Extracted data entries:
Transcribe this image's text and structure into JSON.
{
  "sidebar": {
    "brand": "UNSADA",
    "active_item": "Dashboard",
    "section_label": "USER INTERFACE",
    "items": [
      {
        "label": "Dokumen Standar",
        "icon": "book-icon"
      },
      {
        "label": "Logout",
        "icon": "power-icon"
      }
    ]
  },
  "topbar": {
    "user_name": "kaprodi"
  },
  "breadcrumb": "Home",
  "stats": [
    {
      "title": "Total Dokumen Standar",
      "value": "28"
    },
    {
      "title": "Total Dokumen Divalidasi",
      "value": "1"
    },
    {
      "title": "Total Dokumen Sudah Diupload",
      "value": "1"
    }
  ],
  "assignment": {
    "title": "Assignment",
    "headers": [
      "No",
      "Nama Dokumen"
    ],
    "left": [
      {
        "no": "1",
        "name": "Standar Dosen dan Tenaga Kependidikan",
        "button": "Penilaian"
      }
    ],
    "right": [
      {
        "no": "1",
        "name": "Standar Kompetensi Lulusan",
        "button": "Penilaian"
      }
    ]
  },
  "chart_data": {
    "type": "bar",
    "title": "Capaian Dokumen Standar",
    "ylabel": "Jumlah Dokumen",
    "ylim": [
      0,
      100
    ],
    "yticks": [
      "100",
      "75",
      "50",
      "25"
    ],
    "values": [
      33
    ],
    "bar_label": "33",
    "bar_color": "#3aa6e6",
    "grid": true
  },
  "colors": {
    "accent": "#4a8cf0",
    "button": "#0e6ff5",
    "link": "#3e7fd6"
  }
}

...

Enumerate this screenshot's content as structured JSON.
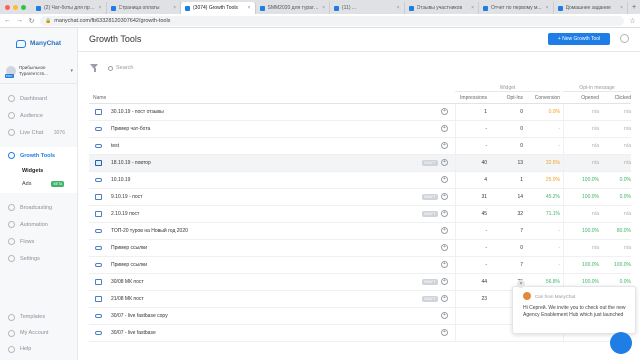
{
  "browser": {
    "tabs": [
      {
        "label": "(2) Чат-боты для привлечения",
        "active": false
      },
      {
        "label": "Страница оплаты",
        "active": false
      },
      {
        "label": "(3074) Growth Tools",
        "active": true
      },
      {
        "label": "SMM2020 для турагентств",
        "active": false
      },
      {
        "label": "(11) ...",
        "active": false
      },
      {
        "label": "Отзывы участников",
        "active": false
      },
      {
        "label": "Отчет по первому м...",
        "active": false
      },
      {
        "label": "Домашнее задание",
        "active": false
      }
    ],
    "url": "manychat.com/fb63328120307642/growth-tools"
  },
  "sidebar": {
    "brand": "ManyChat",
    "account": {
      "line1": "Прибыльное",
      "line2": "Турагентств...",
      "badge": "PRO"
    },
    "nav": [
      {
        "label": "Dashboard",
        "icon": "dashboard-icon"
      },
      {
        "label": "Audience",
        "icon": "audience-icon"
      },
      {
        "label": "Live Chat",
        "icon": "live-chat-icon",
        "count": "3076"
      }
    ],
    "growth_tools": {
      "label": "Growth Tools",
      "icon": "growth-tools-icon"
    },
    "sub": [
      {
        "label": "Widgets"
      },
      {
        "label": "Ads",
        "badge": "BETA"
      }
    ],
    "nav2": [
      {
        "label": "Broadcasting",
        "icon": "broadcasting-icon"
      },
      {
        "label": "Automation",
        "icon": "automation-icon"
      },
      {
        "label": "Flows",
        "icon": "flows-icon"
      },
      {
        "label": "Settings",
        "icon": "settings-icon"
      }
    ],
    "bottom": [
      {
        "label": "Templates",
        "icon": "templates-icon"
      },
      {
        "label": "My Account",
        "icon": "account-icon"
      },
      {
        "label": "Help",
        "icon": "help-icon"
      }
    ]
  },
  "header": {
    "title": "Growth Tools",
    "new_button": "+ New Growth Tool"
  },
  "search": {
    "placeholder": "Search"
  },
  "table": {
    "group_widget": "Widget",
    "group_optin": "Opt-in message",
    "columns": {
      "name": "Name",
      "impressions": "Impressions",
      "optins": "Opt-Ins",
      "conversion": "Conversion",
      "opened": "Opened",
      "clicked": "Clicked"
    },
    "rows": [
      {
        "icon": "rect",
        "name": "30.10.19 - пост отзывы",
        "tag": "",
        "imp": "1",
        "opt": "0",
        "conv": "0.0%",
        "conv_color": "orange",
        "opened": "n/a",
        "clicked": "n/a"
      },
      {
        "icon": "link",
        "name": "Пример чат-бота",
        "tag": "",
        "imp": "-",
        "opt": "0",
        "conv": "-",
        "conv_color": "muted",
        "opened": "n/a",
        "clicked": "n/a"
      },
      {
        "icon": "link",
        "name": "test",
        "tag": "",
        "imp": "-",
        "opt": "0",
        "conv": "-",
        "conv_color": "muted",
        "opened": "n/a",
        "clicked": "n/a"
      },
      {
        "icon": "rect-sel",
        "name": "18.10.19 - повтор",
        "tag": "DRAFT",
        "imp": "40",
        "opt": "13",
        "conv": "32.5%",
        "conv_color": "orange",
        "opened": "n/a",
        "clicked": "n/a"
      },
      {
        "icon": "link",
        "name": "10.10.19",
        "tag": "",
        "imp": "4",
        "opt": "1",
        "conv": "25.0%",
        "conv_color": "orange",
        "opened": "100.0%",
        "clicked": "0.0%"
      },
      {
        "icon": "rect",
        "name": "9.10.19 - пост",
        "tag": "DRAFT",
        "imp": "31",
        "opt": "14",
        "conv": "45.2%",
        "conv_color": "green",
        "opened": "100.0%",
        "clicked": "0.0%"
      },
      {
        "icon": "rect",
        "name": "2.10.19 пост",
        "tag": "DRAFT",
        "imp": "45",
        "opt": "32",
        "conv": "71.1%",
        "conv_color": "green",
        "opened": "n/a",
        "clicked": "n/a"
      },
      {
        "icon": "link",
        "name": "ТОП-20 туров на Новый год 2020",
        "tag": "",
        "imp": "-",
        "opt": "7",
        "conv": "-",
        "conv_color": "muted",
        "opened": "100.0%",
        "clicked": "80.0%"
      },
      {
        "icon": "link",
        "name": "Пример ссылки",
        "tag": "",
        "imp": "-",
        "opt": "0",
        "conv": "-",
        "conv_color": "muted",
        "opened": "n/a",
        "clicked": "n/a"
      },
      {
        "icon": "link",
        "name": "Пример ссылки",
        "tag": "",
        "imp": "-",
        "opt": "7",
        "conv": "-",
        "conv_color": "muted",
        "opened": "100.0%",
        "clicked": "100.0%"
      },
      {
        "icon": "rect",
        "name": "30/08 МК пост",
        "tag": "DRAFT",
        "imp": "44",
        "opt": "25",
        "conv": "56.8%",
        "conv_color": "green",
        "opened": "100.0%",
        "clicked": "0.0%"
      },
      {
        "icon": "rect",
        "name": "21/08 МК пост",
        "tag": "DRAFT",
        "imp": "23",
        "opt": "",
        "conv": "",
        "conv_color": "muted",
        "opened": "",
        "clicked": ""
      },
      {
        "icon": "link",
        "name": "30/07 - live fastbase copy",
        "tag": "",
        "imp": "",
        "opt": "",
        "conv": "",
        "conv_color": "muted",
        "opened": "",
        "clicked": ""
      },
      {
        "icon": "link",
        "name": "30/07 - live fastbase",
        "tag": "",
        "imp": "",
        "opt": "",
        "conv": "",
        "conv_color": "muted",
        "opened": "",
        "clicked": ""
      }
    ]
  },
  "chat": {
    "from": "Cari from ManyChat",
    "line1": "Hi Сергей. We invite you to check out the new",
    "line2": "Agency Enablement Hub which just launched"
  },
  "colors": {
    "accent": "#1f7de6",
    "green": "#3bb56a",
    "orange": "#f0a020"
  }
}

■ **WRITTEN TASK**:
Pick each line holding the word "Standar" out of the listing.

■ **OUTPUT OF THE EXERCISE**:
        "label": "Dokumen Standar",
      "title": "Total Dokumen Standar",
        "name": "Standar Dosen dan Tenaga Kependidikan",
        "name": "Standar Kompetensi Lulusan",
    "title": "Capaian Dokumen Standar",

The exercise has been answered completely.